## WHAT TO PRODUCE:
Copy out the material below line for line, without changing anything, and leave the pictures out.

## SUPPLIED DATA:
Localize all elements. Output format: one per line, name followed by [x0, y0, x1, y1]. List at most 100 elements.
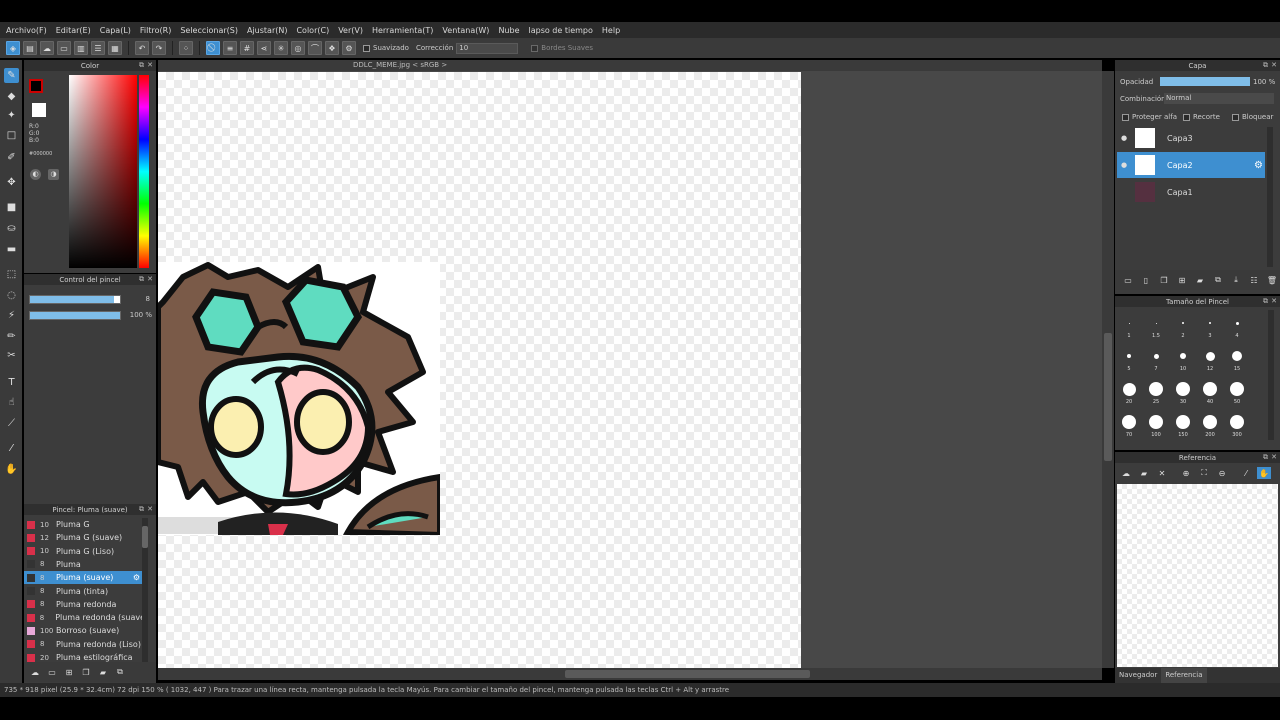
eyedropper-tool-icon[interactable]: ⁄	[4, 441, 19, 456]
brush-size-preset[interactable]	[1127, 354, 1131, 358]
canvas-vertical-scrollbar[interactable]	[1102, 71, 1114, 668]
layer-list-scrollbar[interactable]	[1267, 127, 1273, 267]
brush-list-item[interactable]: 100 Borroso (suave)	[24, 624, 142, 637]
float-icon[interactable]: ⧉	[1263, 297, 1268, 306]
brush-size-preset[interactable]	[1149, 415, 1163, 429]
brush-size-preset[interactable]	[1205, 351, 1215, 361]
curve-snap-icon[interactable]: ⌒	[308, 41, 322, 55]
vanishing-point-icon[interactable]: ⋖	[257, 41, 271, 55]
brush-size-preset[interactable]	[1176, 415, 1190, 429]
brush-settings-gear-icon[interactable]: ⚙	[133, 573, 140, 582]
float-icon[interactable]: ⧉	[139, 275, 144, 284]
snap-off-icon[interactable]: ⃠	[206, 41, 220, 55]
menu-item[interactable]: Nube	[498, 26, 519, 35]
float-icon[interactable]: ⧉	[1263, 453, 1268, 462]
close-icon[interactable]: ✕	[147, 61, 153, 69]
duplicate-layer-icon[interactable]: ❐	[1157, 274, 1171, 286]
brush-size-preset[interactable]	[1153, 353, 1159, 359]
redo-icon[interactable]: ↷	[152, 41, 166, 55]
folder-icon[interactable]: ▰	[1193, 274, 1207, 286]
select-eraser-icon[interactable]: ✂	[4, 348, 19, 363]
brush-list-item[interactable]: 20 Pluma estilográfica	[24, 651, 142, 664]
tab-navigator[interactable]: Navegador	[1115, 668, 1161, 683]
smooth-checkbox[interactable]	[363, 44, 370, 52]
list-icon[interactable]: ☰	[91, 41, 105, 55]
lasso-tool-icon[interactable]: ◌	[4, 288, 19, 303]
foreground-color-swatch[interactable]	[29, 79, 43, 93]
brush-size-preset[interactable]	[1149, 382, 1163, 396]
radial-snap-icon[interactable]: ✳	[274, 41, 288, 55]
brush-tool-icon[interactable]: ✎	[4, 68, 19, 83]
visibility-icon[interactable]: ●	[1117, 134, 1131, 142]
layer-opacity-slider[interactable]	[1160, 77, 1250, 86]
brush-list-item[interactable]: 8 Pluma redonda (suave	[24, 611, 142, 624]
layer-row[interactable]: ● Capa2 ⚙	[1117, 152, 1265, 178]
brush-size-preset[interactable]	[1230, 382, 1244, 396]
brush-size-preset[interactable]	[1155, 322, 1157, 324]
close-icon[interactable]: ✕	[1271, 61, 1277, 69]
text-tool-icon[interactable]: T	[4, 375, 19, 390]
deselect-icon[interactable]: ⁘	[179, 41, 193, 55]
blend-mode-dropdown[interactable]: Normal	[1164, 93, 1274, 104]
menu-item[interactable]: lapso de tiempo	[529, 26, 593, 35]
copy-layer-icon[interactable]: ⧉	[1211, 274, 1225, 286]
zoom-out-icon[interactable]: ⊖	[1215, 467, 1229, 479]
menu-item[interactable]: Filtro(R)	[140, 26, 171, 35]
protect-alpha-checkbox[interactable]	[1122, 114, 1129, 121]
delete-layer-icon[interactable]: 🗑	[1265, 274, 1279, 286]
circle-snap-icon[interactable]: ◎	[291, 41, 305, 55]
grid-icon[interactable]: ▦	[108, 41, 122, 55]
color-palette-icon[interactable]: ◑	[48, 169, 59, 180]
color-wheel-icon[interactable]: ◐	[30, 169, 41, 180]
bucket-tool-icon[interactable]: ⛀	[4, 221, 19, 236]
menu-item[interactable]: Ventana(W)	[442, 26, 489, 35]
float-icon[interactable]: ⧉	[139, 61, 144, 70]
menu-item[interactable]: Ver(V)	[338, 26, 363, 35]
open-folder-icon[interactable]: ▰	[1137, 467, 1151, 479]
close-icon[interactable]: ✕	[1155, 467, 1169, 479]
brush-size-preset[interactable]	[1203, 415, 1217, 429]
menu-item[interactable]: Help	[602, 26, 620, 35]
add-brush-icon[interactable]: ⊞	[62, 666, 76, 678]
brush-list-item[interactable]: 8 Pluma	[24, 558, 142, 571]
brush-size-preset[interactable]	[1230, 415, 1244, 429]
select-tool-icon[interactable]: ⬚	[4, 267, 19, 282]
cloud-icon[interactable]: ☁	[40, 41, 54, 55]
lock-checkbox[interactable]	[1232, 114, 1239, 121]
brush-size-preset[interactable]	[1122, 415, 1136, 429]
brush-size-preset[interactable]	[1128, 322, 1130, 324]
soft-edges-checkbox[interactable]	[531, 44, 539, 52]
reference-view[interactable]	[1117, 484, 1278, 667]
menu-item[interactable]: Herramienta(T)	[372, 26, 433, 35]
brush-size-scrollbar[interactable]	[1268, 310, 1274, 440]
new-document-icon[interactable]: ▤	[23, 41, 37, 55]
gradient-tool-icon[interactable]: ▬	[4, 242, 19, 257]
eyedropper-icon[interactable]: ⁄	[1239, 467, 1253, 479]
edit-tool-icon[interactable]: ✐	[4, 150, 19, 165]
close-icon[interactable]: ✕	[147, 275, 153, 283]
new-layer-alt-icon[interactable]: ▯	[1139, 274, 1153, 286]
brush-size-slider[interactable]	[29, 295, 121, 304]
brush-list-item[interactable]: 8 Pluma redonda (Liso)	[24, 638, 142, 651]
correction-dropdown[interactable]: 10	[456, 42, 519, 54]
brush-size-preset[interactable]	[1232, 351, 1242, 361]
folder-icon[interactable]: ▰	[96, 666, 110, 678]
brush-size-preset[interactable]	[1122, 382, 1136, 396]
dot-tool-icon[interactable]: ✦	[4, 108, 19, 123]
brush-size-preset[interactable]	[1182, 322, 1184, 324]
select-pen-icon[interactable]: ✏	[4, 329, 19, 344]
brush-list-scrollbar[interactable]	[142, 518, 148, 668]
menu-item[interactable]: Archivo(F)	[6, 26, 47, 35]
eraser-tool-icon[interactable]: ◆	[4, 89, 19, 104]
brush-list-item[interactable]: 8 Pluma (tinta)	[24, 585, 142, 598]
menu-item[interactable]: Editar(E)	[56, 26, 91, 35]
brush-list-item[interactable]: 8 Pluma (suave) ⚙	[24, 571, 142, 585]
undo-icon[interactable]: ↶	[135, 41, 149, 55]
parallel-snap-icon[interactable]: ≡	[223, 41, 237, 55]
close-icon[interactable]: ✕	[1271, 297, 1277, 305]
cloud-icon[interactable]: ☁	[1119, 467, 1133, 479]
close-icon[interactable]: ✕	[1271, 453, 1277, 461]
cloud-brush-icon[interactable]: ☁	[28, 666, 42, 678]
hue-slider[interactable]	[139, 75, 149, 268]
brush-list-item[interactable]: 8 Pluma redonda	[24, 598, 142, 611]
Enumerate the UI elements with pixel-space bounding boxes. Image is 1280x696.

## FINISHED TASK:
Localize all elements. Output format: one per line, name followed by [x0, y0, x1, y1]. List at most 100 elements.
eyedropper-tool-icon[interactable]: ⁄	[4, 441, 19, 456]
brush-size-preset[interactable]	[1127, 354, 1131, 358]
canvas-vertical-scrollbar[interactable]	[1102, 71, 1114, 668]
layer-list-scrollbar[interactable]	[1267, 127, 1273, 267]
brush-list-item[interactable]: 100 Borroso (suave)	[24, 624, 142, 637]
float-icon[interactable]: ⧉	[1263, 297, 1268, 306]
brush-size-preset[interactable]	[1149, 415, 1163, 429]
brush-size-preset[interactable]	[1205, 351, 1215, 361]
curve-snap-icon[interactable]: ⌒	[308, 41, 322, 55]
vanishing-point-icon[interactable]: ⋖	[257, 41, 271, 55]
brush-size-preset[interactable]	[1176, 415, 1190, 429]
brush-settings-gear-icon[interactable]: ⚙	[133, 573, 140, 582]
float-icon[interactable]: ⧉	[139, 275, 144, 284]
snap-off-icon[interactable]: ⃠	[206, 41, 220, 55]
menu-item[interactable]: Nube	[498, 26, 519, 35]
float-icon[interactable]: ⧉	[1263, 453, 1268, 462]
close-icon[interactable]: ✕	[147, 61, 153, 69]
duplicate-layer-icon[interactable]: ❐	[1157, 274, 1171, 286]
brush-size-preset[interactable]	[1153, 353, 1159, 359]
redo-icon[interactable]: ↷	[152, 41, 166, 55]
folder-icon[interactable]: ▰	[1193, 274, 1207, 286]
select-eraser-icon[interactable]: ✂	[4, 348, 19, 363]
brush-list-item[interactable]: 20 Pluma estilográfica	[24, 651, 142, 664]
tab-navigator[interactable]: Navegador	[1115, 668, 1161, 683]
smooth-checkbox[interactable]	[363, 44, 370, 52]
list-icon[interactable]: ☰	[91, 41, 105, 55]
lasso-tool-icon[interactable]: ◌	[4, 288, 19, 303]
foreground-color-swatch[interactable]	[29, 79, 43, 93]
brush-size-preset[interactable]	[1149, 382, 1163, 396]
radial-snap-icon[interactable]: ✳	[274, 41, 288, 55]
brush-tool-icon[interactable]: ✎	[4, 68, 19, 83]
visibility-icon[interactable]: ●	[1117, 134, 1131, 142]
layer-opacity-slider[interactable]	[1160, 77, 1250, 86]
brush-list-item[interactable]: 8 Pluma redonda (suave	[24, 611, 142, 624]
layer-row[interactable]: ● Capa2 ⚙	[1117, 152, 1265, 178]
brush-size-preset[interactable]	[1230, 382, 1244, 396]
brush-size-preset[interactable]	[1155, 322, 1157, 324]
close-icon[interactable]: ✕	[1271, 61, 1277, 69]
text-tool-icon[interactable]: T	[4, 375, 19, 390]
deselect-icon[interactable]: ⁘	[179, 41, 193, 55]
blend-mode-dropdown[interactable]: Normal	[1164, 93, 1274, 104]
menu-item[interactable]: lapso de tiempo	[529, 26, 593, 35]
copy-layer-icon[interactable]: ⧉	[1211, 274, 1225, 286]
zoom-out-icon[interactable]: ⊖	[1215, 467, 1229, 479]
menu-item[interactable]: Filtro(R)	[140, 26, 171, 35]
protect-alpha-checkbox[interactable]	[1122, 114, 1129, 121]
delete-layer-icon[interactable]: 🗑	[1265, 274, 1279, 286]
circle-snap-icon[interactable]: ◎	[291, 41, 305, 55]
grid-icon[interactable]: ▦	[108, 41, 122, 55]
color-palette-icon[interactable]: ◑	[48, 169, 59, 180]
color-wheel-icon[interactable]: ◐	[30, 169, 41, 180]
bucket-tool-icon[interactable]: ⛀	[4, 221, 19, 236]
menu-item[interactable]: Ventana(W)	[442, 26, 489, 35]
float-icon[interactable]: ⧉	[139, 61, 144, 70]
menu-item[interactable]: Ver(V)	[338, 26, 363, 35]
open-folder-icon[interactable]: ▰	[1137, 467, 1151, 479]
close-icon[interactable]: ✕	[1155, 467, 1169, 479]
brush-size-preset[interactable]	[1203, 415, 1217, 429]
menu-item[interactable]: Help	[602, 26, 620, 35]
add-brush-icon[interactable]: ⊞	[62, 666, 76, 678]
brush-list-item[interactable]: 8 Pluma	[24, 558, 142, 571]
brush-size-preset[interactable]	[1230, 415, 1244, 429]
select-tool-icon[interactable]: ⬚	[4, 267, 19, 282]
cloud-icon[interactable]: ☁	[40, 41, 54, 55]
lock-checkbox[interactable]	[1232, 114, 1239, 121]
brush-size-preset[interactable]	[1122, 415, 1136, 429]
brush-size-preset[interactable]	[1128, 322, 1130, 324]
soft-edges-checkbox[interactable]	[531, 44, 539, 52]
reference-view[interactable]	[1117, 484, 1278, 667]
menu-item[interactable]: Herramienta(T)	[372, 26, 433, 35]
brush-size-scrollbar[interactable]	[1268, 310, 1274, 440]
new-document-icon[interactable]: ▤	[23, 41, 37, 55]
gradient-tool-icon[interactable]: ▬	[4, 242, 19, 257]
eyedropper-icon[interactable]: ⁄	[1239, 467, 1253, 479]
edit-tool-icon[interactable]: ✐	[4, 150, 19, 165]
close-icon[interactable]: ✕	[147, 275, 153, 283]
new-layer-alt-icon[interactable]: ▯	[1139, 274, 1153, 286]
brush-size-slider[interactable]	[29, 295, 121, 304]
brush-list-item[interactable]: 8 Pluma redonda (Liso)	[24, 638, 142, 651]
correction-dropdown[interactable]: 10	[456, 42, 519, 54]
brush-size-preset[interactable]	[1232, 351, 1242, 361]
folder-icon[interactable]: ▰	[96, 666, 110, 678]
brush-size-preset[interactable]	[1122, 382, 1136, 396]
dot-tool-icon[interactable]: ✦	[4, 108, 19, 123]
brush-size-preset[interactable]	[1182, 322, 1184, 324]
select-pen-icon[interactable]: ✏	[4, 329, 19, 344]
brush-list-scrollbar[interactable]	[142, 518, 148, 668]
menu-item[interactable]: Archivo(F)	[6, 26, 47, 35]
eraser-tool-icon[interactable]: ◆	[4, 89, 19, 104]
brush-list-item[interactable]: 8 Pluma (tinta)	[24, 585, 142, 598]
menu-item[interactable]: Editar(E)	[56, 26, 91, 35]
brush-list-item[interactable]: 8 Pluma (suave) ⚙	[24, 571, 142, 585]
undo-icon[interactable]: ↶	[135, 41, 149, 55]
parallel-snap-icon[interactable]: ≡	[223, 41, 237, 55]
close-icon[interactable]: ✕	[1271, 297, 1277, 305]
cloud-icon[interactable]: ☁	[1119, 467, 1133, 479]
close-icon[interactable]: ✕	[1271, 453, 1277, 461]
cloud-brush-icon[interactable]: ☁	[28, 666, 42, 678]
hue-slider[interactable]	[139, 75, 149, 268]
brush-list-item[interactable]: 8 Pluma redonda	[24, 598, 142, 611]
Enumerate the UI elements with pixel-space bounding boxes. Image is 1280x696.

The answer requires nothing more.